==== Exercise text ====
Auto-loaded at every session start: - CLAUDE.md (global + project) - tasks/lessons.md (behavioral rules) - Most recent snapshot from tasks/sessions/ (if present)

Selective load at task start:

1. Scan keyword table in memory-map.md
2. Match keywords against the current task
3. Load only matched files
4. No match → skip loading (token savings)

The single governing rule: never load an entire category at once.

Writing about AI agents does not trigger loading all files under docs/domain/. Only the specific files mapped to "AI agent" keywords in memory-map.md are read.

5. memory-map.md — Keyword Index

memory-map.md is the index for the memory system. It records which keywords map to which files.
==== Information supplied ====
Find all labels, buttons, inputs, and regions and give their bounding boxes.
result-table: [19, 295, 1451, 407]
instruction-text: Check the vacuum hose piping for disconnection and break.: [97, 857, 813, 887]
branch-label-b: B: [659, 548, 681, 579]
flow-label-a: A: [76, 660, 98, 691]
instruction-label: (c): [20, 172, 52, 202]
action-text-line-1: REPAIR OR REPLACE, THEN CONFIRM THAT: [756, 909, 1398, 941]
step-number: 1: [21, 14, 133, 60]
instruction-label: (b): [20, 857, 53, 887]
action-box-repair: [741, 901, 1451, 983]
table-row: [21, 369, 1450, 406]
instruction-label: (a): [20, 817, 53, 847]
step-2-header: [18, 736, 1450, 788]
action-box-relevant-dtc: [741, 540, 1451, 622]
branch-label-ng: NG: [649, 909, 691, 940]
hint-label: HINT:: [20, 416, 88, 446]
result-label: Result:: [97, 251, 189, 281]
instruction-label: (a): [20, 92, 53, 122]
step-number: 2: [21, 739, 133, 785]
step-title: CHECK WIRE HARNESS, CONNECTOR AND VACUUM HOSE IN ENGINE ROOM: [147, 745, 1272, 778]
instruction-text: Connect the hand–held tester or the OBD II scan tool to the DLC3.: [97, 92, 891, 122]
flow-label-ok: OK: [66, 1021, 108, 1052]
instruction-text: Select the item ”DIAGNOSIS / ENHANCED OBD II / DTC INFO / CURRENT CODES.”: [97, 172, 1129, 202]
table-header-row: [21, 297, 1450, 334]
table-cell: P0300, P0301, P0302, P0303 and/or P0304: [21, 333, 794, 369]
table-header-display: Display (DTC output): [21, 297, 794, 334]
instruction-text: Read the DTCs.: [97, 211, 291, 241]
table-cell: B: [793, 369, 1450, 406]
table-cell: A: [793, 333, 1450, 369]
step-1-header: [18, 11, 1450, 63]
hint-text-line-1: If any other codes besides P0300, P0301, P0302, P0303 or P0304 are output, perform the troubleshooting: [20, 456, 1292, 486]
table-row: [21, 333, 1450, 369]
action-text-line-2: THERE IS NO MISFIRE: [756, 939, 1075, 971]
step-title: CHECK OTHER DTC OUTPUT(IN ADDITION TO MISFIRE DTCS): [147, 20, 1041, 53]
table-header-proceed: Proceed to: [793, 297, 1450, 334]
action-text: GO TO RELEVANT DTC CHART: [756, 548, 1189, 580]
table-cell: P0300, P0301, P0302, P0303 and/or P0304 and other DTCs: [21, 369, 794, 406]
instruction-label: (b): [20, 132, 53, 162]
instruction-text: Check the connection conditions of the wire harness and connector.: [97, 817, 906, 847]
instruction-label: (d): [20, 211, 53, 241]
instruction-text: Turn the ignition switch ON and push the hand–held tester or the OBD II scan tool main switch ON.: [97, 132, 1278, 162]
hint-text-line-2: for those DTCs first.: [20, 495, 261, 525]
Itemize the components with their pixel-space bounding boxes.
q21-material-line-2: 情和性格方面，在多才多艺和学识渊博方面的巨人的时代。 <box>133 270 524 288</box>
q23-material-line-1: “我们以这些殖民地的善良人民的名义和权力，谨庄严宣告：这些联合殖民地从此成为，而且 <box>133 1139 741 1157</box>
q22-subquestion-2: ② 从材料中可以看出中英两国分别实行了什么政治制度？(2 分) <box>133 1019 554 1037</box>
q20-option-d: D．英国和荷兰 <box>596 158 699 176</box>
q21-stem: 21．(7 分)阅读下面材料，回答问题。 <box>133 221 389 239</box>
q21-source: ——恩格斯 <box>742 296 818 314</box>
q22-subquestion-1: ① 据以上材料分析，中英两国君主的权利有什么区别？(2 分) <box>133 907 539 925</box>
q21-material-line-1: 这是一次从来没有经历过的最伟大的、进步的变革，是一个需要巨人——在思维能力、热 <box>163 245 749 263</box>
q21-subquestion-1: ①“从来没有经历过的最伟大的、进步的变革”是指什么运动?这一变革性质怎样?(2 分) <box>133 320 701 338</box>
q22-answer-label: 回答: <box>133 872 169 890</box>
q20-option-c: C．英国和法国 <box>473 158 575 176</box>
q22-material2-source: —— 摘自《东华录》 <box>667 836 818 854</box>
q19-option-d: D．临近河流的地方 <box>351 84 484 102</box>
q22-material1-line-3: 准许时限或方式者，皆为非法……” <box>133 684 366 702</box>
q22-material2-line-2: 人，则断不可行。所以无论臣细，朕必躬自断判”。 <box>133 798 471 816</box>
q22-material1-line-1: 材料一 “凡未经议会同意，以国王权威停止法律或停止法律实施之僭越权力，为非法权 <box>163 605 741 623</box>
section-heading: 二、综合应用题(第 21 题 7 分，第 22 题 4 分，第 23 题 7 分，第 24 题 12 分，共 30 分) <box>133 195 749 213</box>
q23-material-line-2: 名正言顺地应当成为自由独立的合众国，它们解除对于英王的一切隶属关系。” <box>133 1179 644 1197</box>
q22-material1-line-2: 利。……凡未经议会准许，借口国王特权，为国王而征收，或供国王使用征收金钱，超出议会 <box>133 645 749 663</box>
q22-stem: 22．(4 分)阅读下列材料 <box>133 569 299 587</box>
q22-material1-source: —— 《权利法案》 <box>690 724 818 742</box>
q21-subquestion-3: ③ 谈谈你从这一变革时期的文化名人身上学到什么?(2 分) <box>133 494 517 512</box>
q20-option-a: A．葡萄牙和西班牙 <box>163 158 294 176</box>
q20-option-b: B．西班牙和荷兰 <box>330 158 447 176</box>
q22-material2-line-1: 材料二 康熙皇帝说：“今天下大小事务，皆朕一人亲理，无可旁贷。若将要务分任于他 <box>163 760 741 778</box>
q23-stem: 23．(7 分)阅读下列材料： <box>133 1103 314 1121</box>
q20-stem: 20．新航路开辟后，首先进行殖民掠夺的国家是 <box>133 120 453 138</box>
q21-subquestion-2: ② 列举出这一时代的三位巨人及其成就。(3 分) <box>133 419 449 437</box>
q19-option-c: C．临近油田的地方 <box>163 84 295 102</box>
====
▶ _Exercise details_:
In the text on memory loading, what is the single governing rule?

▶ _Task output_:
Never load an entire category at once.